◆ **Exercise**:
Below are the records. Reproduce exactly the lines from the one containing "Convert this screenshot" through the final line, and omit any pictures.

◆ **Information shown**:
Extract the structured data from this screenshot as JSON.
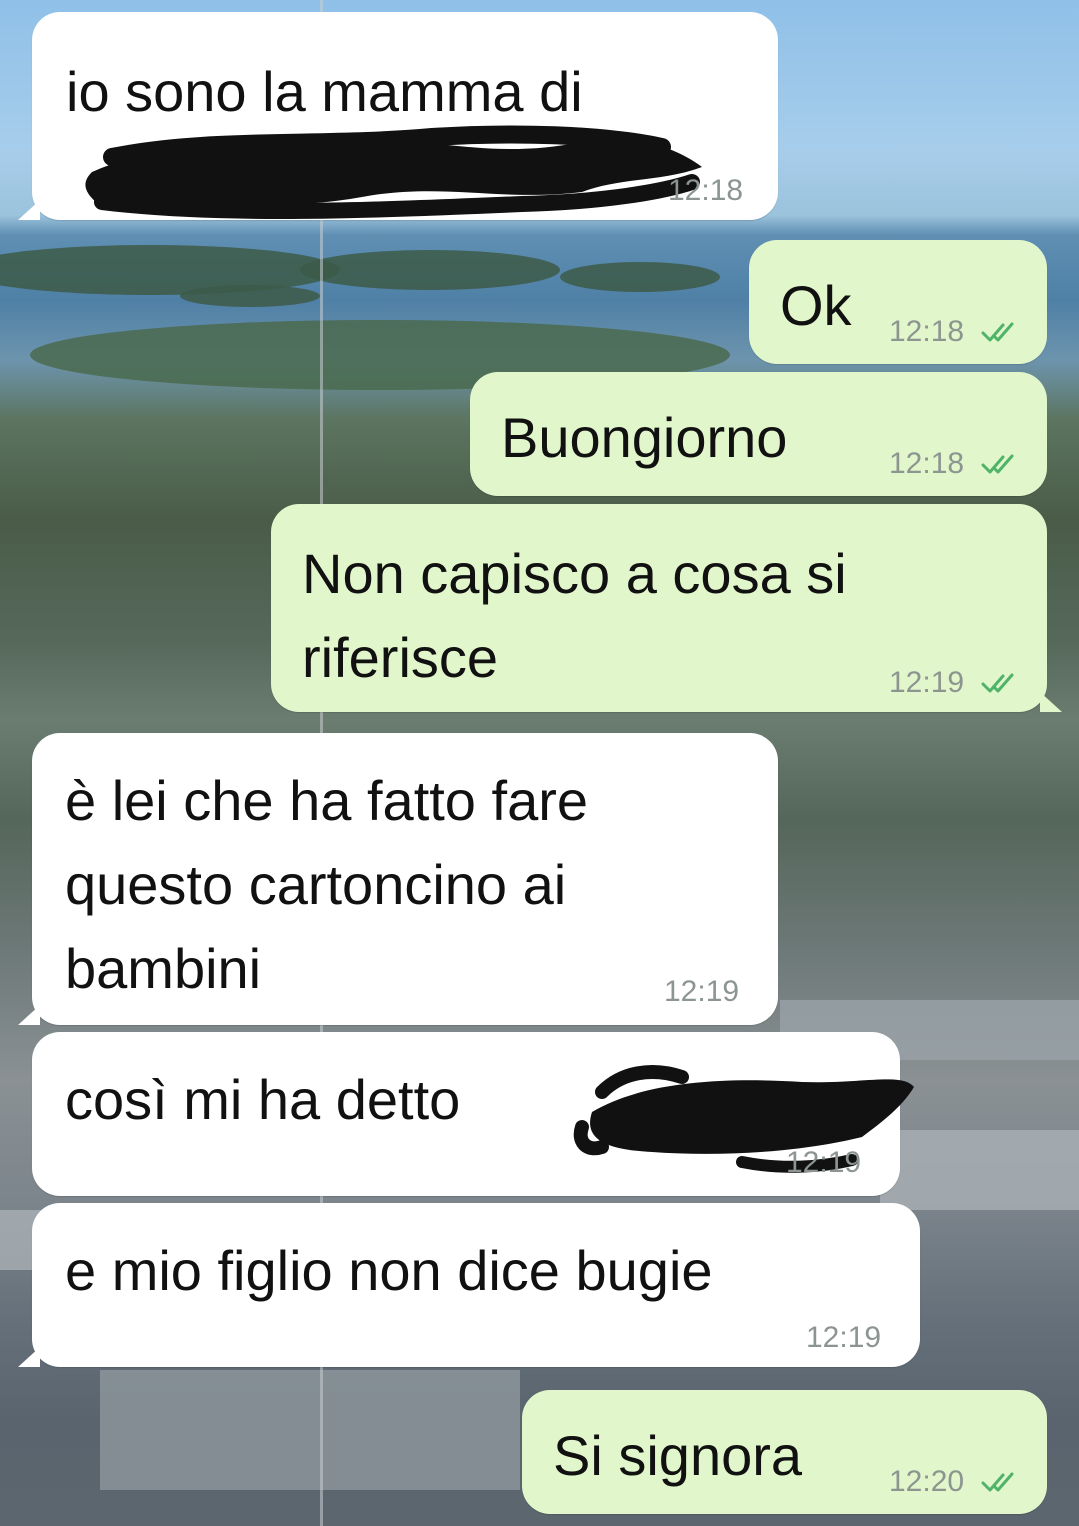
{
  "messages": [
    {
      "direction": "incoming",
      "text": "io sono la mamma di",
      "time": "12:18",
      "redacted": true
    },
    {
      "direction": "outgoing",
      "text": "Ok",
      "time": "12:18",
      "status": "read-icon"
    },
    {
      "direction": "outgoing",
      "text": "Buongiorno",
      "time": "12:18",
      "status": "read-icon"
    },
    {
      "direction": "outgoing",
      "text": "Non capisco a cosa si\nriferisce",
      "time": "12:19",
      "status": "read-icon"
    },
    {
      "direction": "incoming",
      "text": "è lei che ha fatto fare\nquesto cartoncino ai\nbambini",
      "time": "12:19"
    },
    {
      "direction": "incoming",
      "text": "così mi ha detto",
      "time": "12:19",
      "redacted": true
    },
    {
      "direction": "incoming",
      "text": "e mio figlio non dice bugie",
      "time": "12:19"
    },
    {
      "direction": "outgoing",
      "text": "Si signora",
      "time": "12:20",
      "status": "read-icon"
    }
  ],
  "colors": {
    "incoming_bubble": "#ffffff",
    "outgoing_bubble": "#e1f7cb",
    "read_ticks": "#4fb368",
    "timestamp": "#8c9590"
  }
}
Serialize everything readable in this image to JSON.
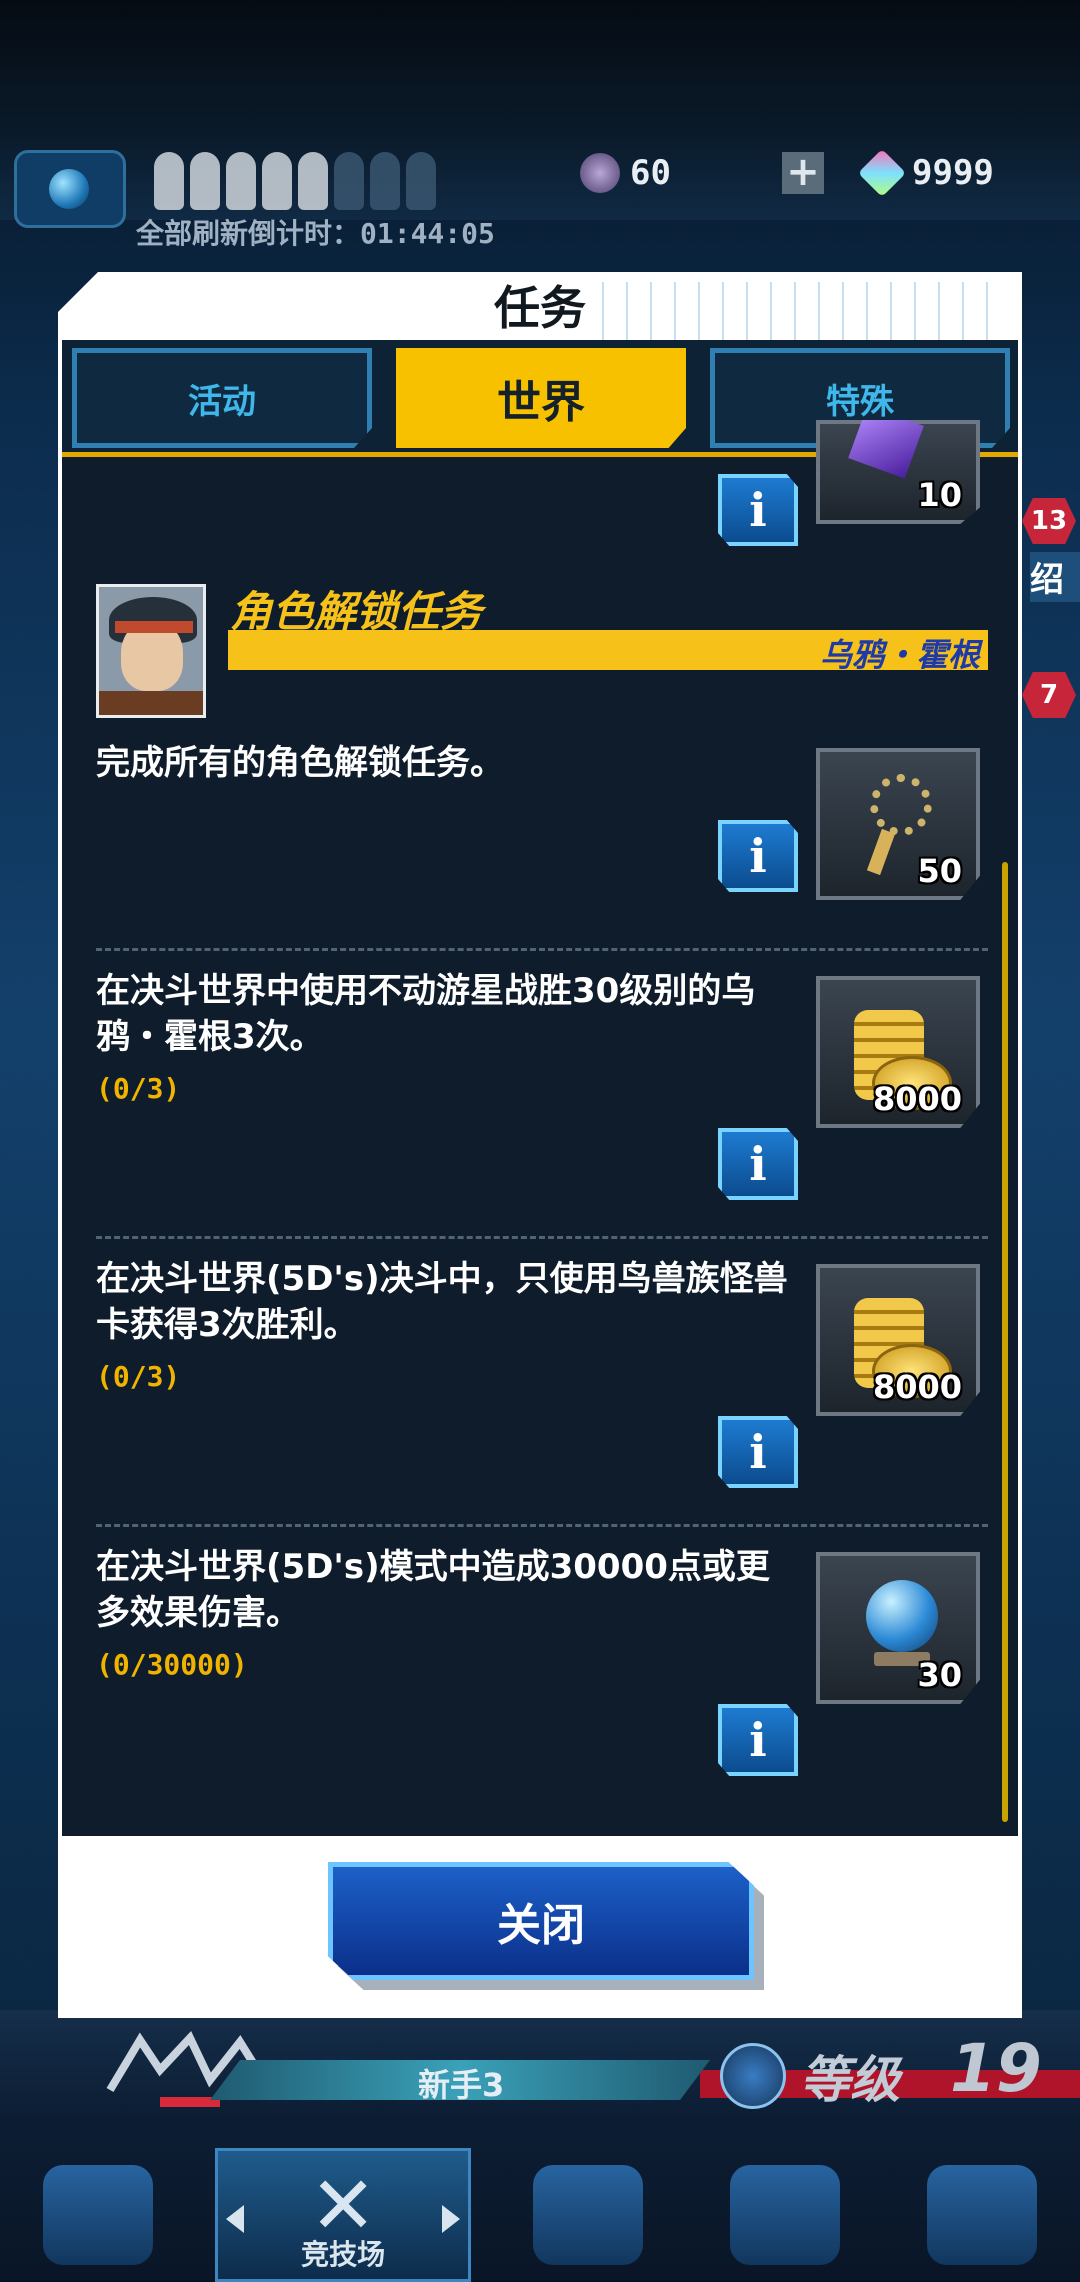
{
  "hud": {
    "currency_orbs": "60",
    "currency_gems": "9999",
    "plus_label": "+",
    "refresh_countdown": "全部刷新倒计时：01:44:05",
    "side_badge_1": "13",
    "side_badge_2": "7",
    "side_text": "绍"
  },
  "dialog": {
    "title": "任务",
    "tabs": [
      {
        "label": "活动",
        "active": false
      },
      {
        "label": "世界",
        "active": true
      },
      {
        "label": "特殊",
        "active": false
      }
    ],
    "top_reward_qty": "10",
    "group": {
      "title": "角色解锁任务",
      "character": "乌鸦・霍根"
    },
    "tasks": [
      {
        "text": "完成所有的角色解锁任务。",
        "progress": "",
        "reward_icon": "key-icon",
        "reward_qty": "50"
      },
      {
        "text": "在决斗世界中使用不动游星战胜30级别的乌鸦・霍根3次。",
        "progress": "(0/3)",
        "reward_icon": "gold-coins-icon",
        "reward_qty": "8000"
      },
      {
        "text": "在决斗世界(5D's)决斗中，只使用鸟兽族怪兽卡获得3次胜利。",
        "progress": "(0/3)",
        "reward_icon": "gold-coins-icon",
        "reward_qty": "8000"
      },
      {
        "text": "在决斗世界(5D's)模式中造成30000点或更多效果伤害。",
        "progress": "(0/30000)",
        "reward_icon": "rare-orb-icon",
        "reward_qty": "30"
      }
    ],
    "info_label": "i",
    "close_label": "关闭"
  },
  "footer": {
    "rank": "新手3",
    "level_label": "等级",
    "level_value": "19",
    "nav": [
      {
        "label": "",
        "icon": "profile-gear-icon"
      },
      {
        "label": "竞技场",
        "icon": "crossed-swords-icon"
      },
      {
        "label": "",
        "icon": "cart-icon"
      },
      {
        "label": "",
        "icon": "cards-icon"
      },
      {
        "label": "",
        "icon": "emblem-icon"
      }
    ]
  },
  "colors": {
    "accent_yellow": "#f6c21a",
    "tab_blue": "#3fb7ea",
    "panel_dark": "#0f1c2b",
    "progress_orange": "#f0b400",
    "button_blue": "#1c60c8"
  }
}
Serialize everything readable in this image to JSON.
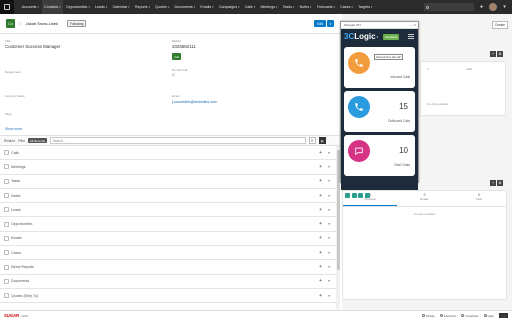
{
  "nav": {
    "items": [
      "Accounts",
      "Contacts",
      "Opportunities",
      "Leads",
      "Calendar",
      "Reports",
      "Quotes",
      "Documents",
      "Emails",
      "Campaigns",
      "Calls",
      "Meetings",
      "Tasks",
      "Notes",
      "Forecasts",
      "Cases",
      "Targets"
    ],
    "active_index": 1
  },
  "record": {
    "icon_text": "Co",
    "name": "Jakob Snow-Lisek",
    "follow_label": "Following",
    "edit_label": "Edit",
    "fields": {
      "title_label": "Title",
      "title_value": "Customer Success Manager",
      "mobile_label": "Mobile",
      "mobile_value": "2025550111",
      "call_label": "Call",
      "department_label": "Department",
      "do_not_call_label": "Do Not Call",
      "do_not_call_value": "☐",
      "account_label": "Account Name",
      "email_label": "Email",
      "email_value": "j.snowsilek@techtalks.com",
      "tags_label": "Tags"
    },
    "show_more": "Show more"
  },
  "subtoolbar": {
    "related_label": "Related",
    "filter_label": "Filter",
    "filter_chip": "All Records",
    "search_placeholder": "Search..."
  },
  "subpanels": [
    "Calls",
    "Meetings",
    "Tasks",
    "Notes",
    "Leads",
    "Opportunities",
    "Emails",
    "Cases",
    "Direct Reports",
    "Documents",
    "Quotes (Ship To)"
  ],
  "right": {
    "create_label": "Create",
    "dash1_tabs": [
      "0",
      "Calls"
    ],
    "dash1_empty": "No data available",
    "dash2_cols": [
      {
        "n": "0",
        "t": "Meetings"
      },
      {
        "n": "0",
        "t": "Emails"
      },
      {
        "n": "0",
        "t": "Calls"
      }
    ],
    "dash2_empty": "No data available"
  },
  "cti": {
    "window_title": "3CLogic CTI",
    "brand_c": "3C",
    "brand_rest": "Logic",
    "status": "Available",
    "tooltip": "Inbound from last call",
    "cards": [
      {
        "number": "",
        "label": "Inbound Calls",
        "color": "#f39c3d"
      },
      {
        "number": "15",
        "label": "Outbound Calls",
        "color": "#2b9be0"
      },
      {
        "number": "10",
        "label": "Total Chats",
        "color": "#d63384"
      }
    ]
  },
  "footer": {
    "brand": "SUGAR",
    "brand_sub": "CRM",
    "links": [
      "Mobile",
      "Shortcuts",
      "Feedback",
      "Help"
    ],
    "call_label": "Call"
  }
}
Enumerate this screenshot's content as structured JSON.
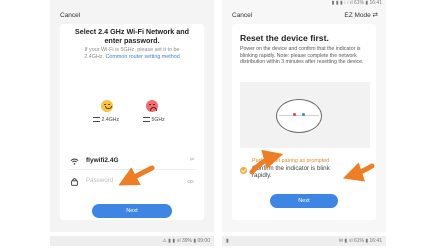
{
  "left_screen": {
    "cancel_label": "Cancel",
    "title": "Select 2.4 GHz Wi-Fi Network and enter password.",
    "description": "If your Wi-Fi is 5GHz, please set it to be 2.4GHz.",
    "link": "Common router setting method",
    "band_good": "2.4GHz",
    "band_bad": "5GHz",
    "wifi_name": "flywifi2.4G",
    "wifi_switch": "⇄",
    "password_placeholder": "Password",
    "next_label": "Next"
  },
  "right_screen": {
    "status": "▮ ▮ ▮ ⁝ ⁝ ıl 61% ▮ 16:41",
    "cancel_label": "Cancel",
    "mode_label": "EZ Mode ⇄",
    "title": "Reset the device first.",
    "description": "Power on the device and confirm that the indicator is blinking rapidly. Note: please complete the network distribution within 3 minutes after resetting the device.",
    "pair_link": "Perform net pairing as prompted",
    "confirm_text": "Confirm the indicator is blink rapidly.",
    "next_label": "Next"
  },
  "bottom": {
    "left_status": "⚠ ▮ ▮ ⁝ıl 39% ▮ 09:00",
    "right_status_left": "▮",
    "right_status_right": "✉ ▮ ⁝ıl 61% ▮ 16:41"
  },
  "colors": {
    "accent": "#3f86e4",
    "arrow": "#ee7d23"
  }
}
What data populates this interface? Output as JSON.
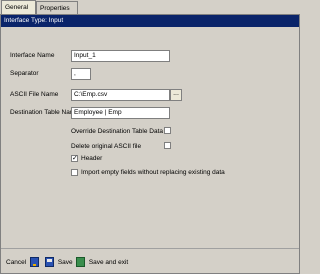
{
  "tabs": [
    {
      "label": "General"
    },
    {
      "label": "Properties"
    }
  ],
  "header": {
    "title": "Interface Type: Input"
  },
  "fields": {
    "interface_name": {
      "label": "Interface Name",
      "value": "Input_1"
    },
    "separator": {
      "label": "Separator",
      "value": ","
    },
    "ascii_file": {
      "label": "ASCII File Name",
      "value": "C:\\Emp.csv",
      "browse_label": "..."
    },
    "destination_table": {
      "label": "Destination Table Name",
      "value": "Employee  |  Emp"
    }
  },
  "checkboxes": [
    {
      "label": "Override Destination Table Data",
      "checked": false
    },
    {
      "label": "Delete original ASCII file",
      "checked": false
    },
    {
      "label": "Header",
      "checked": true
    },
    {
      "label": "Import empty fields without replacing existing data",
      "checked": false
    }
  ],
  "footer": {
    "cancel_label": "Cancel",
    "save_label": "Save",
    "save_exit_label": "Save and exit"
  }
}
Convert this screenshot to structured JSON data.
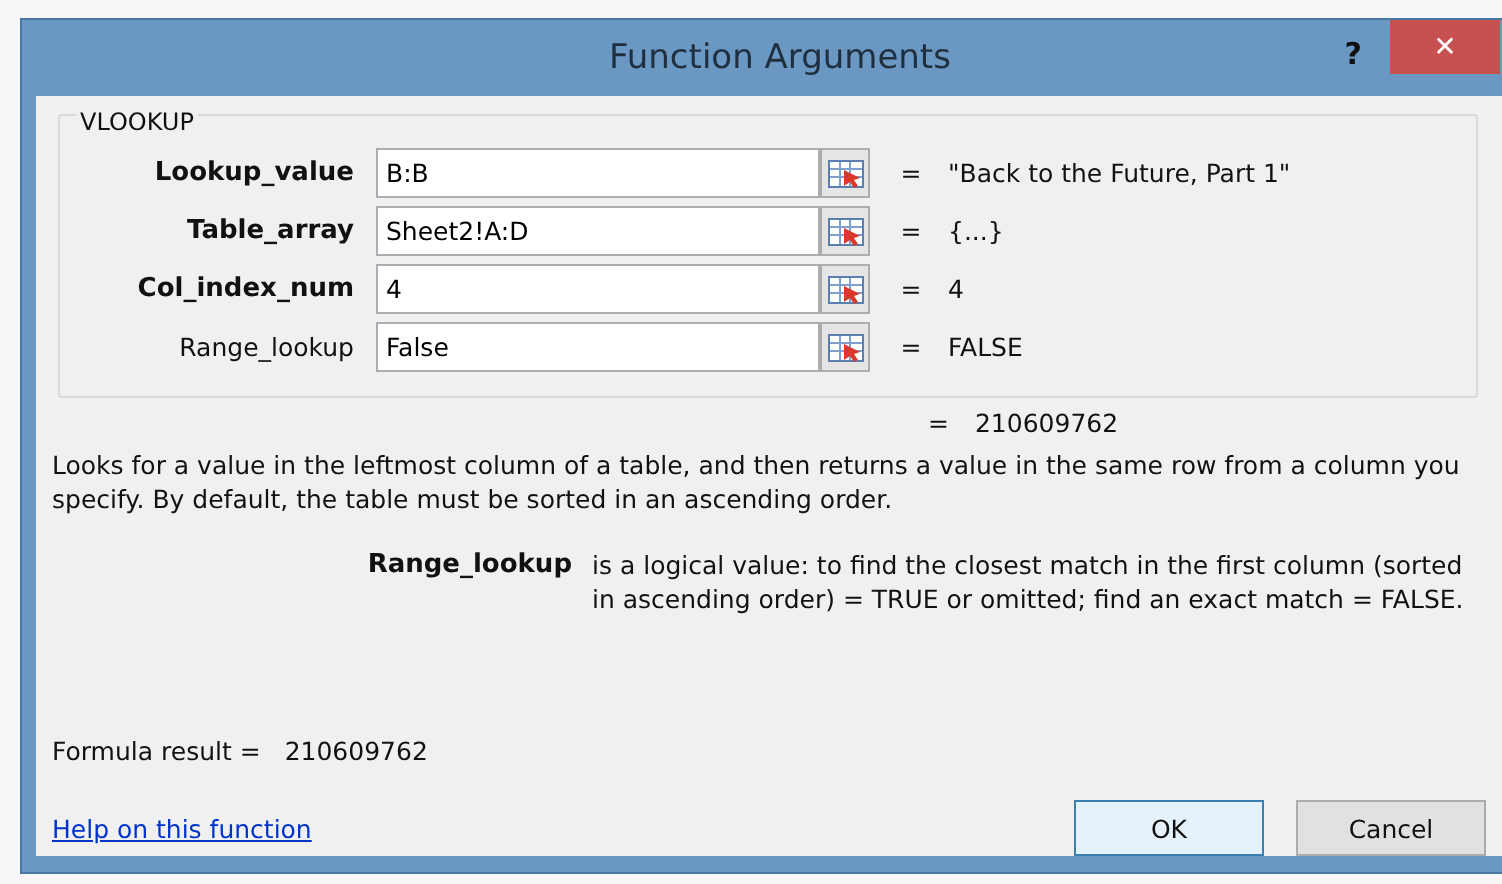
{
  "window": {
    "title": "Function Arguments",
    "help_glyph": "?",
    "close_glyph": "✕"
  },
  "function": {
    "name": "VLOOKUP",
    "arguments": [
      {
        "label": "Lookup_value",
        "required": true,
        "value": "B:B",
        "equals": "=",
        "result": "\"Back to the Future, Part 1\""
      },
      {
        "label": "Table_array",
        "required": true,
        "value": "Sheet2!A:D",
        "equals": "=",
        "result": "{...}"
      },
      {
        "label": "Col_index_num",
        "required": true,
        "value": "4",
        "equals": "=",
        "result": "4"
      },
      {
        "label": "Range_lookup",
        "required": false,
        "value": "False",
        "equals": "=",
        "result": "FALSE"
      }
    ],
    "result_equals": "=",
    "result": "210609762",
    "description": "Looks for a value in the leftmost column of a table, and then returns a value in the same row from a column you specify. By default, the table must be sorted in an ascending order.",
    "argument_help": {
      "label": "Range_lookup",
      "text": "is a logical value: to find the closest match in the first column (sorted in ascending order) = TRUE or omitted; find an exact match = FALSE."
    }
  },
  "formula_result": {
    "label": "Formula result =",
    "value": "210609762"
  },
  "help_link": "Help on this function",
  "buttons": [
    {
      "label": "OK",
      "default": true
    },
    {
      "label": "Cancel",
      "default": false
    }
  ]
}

◆ **Exercise result**:
Convert this screenshot to structured JSON data.
{
  "window": {
    "title": "Function Arguments",
    "help_glyph": "?",
    "close_glyph": "✕"
  },
  "function": {
    "name": "VLOOKUP",
    "arguments": [
      {
        "label": "Lookup_value",
        "required": true,
        "value": "B:B",
        "equals": "=",
        "result": "\"Back to the Future, Part 1\""
      },
      {
        "label": "Table_array",
        "required": true,
        "value": "Sheet2!A:D",
        "equals": "=",
        "result": "{...}"
      },
      {
        "label": "Col_index_num",
        "required": true,
        "value": "4",
        "equals": "=",
        "result": "4"
      },
      {
        "label": "Range_lookup",
        "required": false,
        "value": "False",
        "equals": "=",
        "result": "FALSE"
      }
    ],
    "result_equals": "=",
    "result": "210609762",
    "description": "Looks for a value in the leftmost column of a table, and then returns a value in the same row from a column you specify. By default, the table must be sorted in an ascending order.",
    "argument_help": {
      "label": "Range_lookup",
      "text": "is a logical value: to find the closest match in the first column (sorted in ascending order) = TRUE or omitted; find an exact match = FALSE."
    }
  },
  "formula_result": {
    "label": "Formula result =",
    "value": "210609762"
  },
  "help_link": "Help on this function",
  "buttons": [
    {
      "label": "OK",
      "default": true
    },
    {
      "label": "Cancel",
      "default": false
    }
  ]
}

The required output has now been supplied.